[Records contained in a dataset]
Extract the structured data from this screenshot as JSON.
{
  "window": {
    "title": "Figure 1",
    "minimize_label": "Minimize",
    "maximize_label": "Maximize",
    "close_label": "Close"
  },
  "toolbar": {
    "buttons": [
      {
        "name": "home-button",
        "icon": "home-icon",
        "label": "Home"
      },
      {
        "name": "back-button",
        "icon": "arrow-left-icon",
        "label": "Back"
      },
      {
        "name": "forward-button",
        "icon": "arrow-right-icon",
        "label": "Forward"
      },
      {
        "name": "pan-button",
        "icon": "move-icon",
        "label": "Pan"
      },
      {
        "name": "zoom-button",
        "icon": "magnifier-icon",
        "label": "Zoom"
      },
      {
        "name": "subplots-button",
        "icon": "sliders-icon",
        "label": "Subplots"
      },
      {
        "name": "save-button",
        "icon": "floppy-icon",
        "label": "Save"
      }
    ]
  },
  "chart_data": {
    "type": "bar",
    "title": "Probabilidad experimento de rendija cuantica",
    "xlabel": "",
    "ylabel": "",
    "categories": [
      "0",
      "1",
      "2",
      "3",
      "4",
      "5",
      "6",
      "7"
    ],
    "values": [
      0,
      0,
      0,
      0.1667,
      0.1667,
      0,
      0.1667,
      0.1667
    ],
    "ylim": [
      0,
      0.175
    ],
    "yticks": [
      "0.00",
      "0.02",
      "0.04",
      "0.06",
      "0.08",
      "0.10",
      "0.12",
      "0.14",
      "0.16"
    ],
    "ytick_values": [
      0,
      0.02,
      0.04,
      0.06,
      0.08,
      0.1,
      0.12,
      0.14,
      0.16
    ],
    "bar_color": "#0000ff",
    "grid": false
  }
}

__EXERCISE PROMPT__. Extract each line from the listing that holds the word "name".

__THE OUTPUT__.
        "name": "home-button",
        "name": "back-button",
        "name": "forward-button",
        "name": "pan-button",
        "name": "zoom-button",
        "name": "subplots-button",
        "name": "save-button",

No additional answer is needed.